Given exercise - Report back each line of the records that contains the string "JSON".

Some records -

=-=-=

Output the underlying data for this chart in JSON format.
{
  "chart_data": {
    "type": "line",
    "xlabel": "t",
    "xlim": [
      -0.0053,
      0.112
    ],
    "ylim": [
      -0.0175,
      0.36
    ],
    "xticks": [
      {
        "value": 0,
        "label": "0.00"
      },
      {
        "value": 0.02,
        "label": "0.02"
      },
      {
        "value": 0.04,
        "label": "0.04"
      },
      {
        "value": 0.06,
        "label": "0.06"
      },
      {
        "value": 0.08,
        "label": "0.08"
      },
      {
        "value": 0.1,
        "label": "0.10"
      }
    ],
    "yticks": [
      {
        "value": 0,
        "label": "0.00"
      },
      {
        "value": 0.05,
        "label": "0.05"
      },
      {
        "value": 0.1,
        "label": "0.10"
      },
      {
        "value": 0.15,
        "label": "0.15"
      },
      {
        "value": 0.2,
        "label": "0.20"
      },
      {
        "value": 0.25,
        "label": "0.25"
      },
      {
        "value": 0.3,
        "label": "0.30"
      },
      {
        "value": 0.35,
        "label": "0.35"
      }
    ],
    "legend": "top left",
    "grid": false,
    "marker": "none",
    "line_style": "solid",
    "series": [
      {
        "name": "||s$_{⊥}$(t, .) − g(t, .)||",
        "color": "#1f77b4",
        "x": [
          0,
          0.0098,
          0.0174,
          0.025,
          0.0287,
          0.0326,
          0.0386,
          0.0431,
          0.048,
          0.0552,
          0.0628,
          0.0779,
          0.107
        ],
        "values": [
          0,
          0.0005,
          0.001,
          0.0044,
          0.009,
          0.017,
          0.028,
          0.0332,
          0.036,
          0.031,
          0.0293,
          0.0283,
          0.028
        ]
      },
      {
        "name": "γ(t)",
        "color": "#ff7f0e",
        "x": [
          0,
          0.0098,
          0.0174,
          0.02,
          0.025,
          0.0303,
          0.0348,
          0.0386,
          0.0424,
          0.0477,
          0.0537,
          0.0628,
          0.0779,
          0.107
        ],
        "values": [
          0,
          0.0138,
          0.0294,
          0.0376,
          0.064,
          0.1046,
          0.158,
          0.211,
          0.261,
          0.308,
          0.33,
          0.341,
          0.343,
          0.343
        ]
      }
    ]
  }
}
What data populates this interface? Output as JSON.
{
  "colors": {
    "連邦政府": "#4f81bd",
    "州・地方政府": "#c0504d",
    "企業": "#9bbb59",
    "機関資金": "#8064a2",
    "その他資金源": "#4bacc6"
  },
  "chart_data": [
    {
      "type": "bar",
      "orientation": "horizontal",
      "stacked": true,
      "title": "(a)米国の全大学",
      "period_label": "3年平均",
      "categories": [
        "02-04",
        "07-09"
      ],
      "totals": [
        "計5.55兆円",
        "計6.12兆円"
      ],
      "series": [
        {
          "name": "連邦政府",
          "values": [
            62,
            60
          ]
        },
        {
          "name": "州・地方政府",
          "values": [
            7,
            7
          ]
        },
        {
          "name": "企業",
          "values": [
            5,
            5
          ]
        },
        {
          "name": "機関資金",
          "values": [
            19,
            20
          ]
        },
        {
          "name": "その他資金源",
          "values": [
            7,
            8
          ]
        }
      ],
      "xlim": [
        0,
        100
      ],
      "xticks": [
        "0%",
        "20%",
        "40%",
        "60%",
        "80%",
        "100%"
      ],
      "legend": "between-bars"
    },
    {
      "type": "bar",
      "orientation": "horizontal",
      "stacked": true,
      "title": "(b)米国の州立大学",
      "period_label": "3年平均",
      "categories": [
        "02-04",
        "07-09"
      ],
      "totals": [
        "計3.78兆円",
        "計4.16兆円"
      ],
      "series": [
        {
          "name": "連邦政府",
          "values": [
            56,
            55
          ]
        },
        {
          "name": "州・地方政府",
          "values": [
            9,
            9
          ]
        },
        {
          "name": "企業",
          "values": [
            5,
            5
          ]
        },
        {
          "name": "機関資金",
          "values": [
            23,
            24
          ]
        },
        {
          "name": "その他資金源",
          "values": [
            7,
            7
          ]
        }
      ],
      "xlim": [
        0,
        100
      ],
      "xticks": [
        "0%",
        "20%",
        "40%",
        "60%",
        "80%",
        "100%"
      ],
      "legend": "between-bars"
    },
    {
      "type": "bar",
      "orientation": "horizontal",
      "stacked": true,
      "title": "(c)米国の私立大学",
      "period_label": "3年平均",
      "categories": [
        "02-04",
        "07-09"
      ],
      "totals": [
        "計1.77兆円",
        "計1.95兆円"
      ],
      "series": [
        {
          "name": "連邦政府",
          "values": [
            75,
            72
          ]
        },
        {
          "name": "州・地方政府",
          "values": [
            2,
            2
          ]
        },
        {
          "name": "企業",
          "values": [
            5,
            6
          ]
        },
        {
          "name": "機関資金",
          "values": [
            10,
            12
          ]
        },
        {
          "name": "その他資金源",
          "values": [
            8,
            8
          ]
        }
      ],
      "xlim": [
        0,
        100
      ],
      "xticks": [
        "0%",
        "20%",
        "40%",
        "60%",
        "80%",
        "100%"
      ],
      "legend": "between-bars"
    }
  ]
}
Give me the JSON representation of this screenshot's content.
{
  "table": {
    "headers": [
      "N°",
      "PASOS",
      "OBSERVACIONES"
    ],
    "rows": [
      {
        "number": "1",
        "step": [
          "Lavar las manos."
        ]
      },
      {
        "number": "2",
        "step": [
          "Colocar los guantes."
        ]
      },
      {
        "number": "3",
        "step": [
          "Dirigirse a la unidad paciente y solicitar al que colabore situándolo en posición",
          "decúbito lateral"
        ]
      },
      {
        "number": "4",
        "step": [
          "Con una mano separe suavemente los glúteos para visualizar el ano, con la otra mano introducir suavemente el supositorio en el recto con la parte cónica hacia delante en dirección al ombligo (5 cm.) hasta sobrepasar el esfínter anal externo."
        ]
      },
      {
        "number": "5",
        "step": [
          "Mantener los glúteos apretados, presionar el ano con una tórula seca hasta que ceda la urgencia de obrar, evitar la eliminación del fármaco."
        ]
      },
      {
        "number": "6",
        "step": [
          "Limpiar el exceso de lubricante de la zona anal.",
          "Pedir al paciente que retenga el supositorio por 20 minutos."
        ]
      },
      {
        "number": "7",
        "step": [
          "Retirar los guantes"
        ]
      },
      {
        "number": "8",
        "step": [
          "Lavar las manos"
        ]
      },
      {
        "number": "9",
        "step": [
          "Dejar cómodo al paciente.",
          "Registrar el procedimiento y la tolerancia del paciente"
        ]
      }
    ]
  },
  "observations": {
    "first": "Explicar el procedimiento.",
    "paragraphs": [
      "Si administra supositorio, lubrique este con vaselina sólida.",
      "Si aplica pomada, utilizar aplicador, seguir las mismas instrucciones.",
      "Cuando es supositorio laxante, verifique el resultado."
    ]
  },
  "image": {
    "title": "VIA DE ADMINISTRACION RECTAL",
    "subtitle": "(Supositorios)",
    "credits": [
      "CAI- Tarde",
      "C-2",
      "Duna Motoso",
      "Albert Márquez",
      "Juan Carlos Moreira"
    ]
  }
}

=-=-=

In response -
Output the underlying data for this chart in JSON format.
What data populates this interface? Output as JSON.
Give me the JSON representation of this screenshot's content.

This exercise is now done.